WRITTEN PROBLEM:
Search the material for the string "icon" and copy each line where it occurs.

Saved entries:

[start]

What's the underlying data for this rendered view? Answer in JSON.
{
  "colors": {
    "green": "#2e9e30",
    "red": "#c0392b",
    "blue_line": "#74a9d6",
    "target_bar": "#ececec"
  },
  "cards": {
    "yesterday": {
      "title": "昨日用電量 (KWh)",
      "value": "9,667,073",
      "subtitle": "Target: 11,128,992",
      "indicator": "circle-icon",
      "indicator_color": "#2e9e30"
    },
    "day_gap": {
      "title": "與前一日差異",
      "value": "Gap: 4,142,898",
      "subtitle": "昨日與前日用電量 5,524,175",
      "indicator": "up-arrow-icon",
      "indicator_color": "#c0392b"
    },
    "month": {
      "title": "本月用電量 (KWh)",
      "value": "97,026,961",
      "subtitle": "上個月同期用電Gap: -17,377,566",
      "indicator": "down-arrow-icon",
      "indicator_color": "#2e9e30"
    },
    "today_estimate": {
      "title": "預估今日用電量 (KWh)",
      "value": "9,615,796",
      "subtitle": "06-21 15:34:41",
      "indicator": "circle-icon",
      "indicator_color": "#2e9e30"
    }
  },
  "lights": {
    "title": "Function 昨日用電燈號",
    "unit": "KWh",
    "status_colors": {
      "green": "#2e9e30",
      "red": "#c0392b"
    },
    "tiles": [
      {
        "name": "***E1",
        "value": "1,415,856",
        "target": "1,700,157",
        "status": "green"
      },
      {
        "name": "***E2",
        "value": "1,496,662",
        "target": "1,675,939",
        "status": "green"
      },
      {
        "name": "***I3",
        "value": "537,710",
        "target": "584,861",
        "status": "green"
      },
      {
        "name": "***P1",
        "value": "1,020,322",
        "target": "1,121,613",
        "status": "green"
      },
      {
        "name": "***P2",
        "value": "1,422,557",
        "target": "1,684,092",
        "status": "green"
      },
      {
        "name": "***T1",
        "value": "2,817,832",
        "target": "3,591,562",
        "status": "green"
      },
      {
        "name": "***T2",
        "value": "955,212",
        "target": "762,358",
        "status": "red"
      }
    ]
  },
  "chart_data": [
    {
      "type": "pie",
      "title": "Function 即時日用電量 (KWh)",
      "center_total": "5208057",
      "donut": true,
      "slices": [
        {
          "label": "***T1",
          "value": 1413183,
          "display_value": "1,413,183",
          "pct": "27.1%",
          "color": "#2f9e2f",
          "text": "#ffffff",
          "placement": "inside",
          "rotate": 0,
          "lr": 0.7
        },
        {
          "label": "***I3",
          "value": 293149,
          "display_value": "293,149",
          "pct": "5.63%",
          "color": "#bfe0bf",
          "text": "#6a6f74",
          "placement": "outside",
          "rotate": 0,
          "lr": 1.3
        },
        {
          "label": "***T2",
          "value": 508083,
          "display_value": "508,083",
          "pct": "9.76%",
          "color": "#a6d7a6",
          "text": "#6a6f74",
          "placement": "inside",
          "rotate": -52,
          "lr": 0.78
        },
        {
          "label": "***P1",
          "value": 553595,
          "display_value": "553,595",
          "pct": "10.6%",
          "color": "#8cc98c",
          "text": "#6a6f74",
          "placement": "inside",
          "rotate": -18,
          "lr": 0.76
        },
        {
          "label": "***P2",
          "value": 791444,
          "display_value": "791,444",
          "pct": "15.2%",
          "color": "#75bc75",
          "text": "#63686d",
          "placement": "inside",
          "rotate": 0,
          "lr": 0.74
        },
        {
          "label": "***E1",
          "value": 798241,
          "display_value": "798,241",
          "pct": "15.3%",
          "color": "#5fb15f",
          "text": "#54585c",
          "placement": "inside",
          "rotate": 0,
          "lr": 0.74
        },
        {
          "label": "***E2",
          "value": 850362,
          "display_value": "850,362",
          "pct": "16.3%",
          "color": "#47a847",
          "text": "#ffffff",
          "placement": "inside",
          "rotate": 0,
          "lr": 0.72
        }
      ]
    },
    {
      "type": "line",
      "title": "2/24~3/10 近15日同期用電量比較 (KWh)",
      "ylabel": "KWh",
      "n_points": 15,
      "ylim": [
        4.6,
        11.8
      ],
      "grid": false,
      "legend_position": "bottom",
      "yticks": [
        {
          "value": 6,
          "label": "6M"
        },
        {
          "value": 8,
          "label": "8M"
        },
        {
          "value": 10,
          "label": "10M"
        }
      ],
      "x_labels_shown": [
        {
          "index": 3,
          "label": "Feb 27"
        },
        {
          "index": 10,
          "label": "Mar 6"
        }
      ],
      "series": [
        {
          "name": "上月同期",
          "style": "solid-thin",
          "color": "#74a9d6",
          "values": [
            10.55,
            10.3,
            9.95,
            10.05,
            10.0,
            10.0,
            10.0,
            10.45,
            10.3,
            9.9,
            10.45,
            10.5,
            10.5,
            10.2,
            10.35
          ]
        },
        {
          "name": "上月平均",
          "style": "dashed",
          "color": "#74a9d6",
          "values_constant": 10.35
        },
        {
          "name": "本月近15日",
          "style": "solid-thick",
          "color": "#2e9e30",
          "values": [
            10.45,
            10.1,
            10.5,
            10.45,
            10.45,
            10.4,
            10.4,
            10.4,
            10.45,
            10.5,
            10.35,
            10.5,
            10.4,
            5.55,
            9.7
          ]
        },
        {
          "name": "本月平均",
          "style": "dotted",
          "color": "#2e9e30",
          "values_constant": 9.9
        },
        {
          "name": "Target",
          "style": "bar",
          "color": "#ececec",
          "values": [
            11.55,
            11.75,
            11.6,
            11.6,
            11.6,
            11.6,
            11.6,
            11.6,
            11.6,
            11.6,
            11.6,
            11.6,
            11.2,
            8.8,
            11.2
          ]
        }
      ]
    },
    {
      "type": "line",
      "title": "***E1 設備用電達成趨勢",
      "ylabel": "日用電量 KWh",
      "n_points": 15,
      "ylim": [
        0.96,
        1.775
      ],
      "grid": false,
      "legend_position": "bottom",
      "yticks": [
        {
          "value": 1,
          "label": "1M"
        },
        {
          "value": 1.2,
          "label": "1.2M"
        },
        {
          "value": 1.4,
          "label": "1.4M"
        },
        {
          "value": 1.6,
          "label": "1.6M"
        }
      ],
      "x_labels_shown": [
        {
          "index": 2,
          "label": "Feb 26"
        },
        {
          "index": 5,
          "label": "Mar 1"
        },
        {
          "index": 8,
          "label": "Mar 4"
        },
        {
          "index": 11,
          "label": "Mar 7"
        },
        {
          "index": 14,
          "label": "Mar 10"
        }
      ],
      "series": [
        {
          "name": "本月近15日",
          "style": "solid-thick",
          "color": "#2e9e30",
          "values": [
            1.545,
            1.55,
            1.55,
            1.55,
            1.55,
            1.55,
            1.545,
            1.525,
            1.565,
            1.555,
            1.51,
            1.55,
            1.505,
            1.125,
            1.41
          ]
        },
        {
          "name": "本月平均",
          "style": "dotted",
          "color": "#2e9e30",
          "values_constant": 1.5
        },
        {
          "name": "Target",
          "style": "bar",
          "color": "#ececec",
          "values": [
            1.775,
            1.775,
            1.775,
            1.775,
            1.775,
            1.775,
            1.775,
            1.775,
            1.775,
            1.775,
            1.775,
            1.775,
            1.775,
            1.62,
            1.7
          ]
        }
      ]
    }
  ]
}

[end]

REPLY:
      "indicator": "circle-icon",
      "indicator": "up-arrow-icon",
      "indicator": "down-arrow-icon",
      "indicator": "circle-icon",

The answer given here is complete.